* YOUR GOAL
Where a line in the listing contains the string "alec", copy that line out.

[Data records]
────
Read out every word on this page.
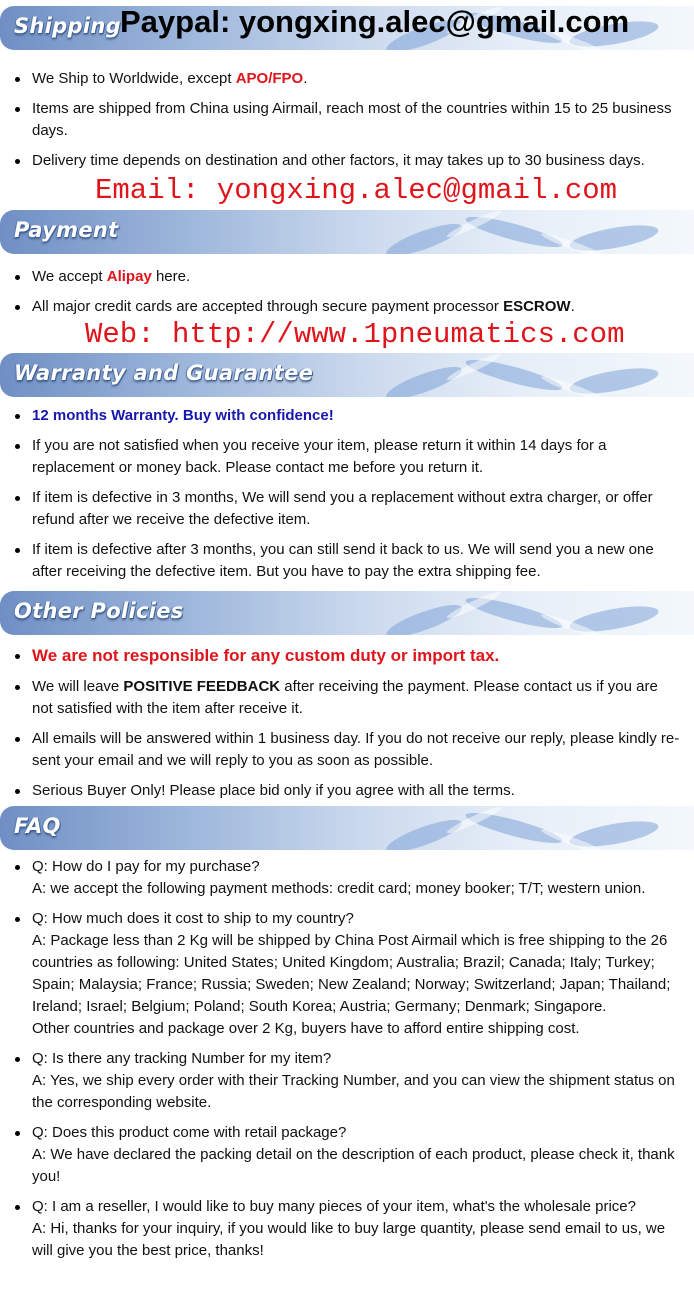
Shipping Paypal: yongxing.alec@gmail.com
We Ship to Worldwide, except APO/FPO.
Items are shipped from China using Airmail, reach most of the countries within 15 to 25 business days.
Delivery time depends on destination and other factors, it may takes up to 30 business days.
Email: yongxing.alec@gmail.com
Payment
We accept Alipay here.
All major credit cards are accepted through secure payment processor ESCROW.
Web: http://www.1pneumatics.com
Warranty and Guarantee
12 months Warranty. Buy with confidence!
If you are not satisfied when you receive your item, please return it within 14 days for a replacement or money back. Please contact me before you return it.
If item is defective in 3 months, We will send you a replacement without extra charger, or offer refund after we receive the defective item.
If item is defective after 3 months, you can still send it back to us. We will send you a new one after receiving the defective item. But you have to pay the extra shipping fee.
Other Policies
We are not responsible for any custom duty or import tax.
We will leave POSITIVE FEEDBACK after receiving the payment. Please contact us if you are not satisfied with the item after receive it.
All emails will be answered within 1 business day. If you do not receive our reply, please kindly re-sent your email and we will reply to you as soon as possible.
Serious Buyer Only! Please place bid only if you agree with all the terms.
FAQ
Q: How do I pay for my purchase?
A: we accept the following payment methods: credit card; money booker; T/T; western union.
Q: How much does it cost to ship to my country?
A: Package less than 2 Kg will be shipped by China Post Airmail which is free shipping to the 26 countries as following: United States; United Kingdom; Australia; Brazil; Canada; Italy; Turkey; Spain; Malaysia; France; Russia; Sweden; New Zealand; Norway; Switzerland; Japan; Thailand; Ireland; Israel; Belgium; Poland; South Korea; Austria; Germany; Denmark; Singapore.
Other countries and package over 2 Kg, buyers have to afford entire shipping cost.
Q: Is there any tracking Number for my item?
A: Yes, we ship every order with their Tracking Number, and you can view the shipment status on the corresponding website.
Q: Does this product come with retail package?
A: We have declared the packing detail on the description of each product, please check it, thank you!
Q: I am a reseller, I would like to buy many pieces of your item, what's the wholesale price?
A: Hi, thanks for your inquiry, if you would like to buy large quantity, please send email to us, we will give you the best price, thanks!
────
* ANSWER TO THE PROBLEM
Shipping Paypal: yongxing.alec@gmail.com
Email: yongxing.alec@gmail.com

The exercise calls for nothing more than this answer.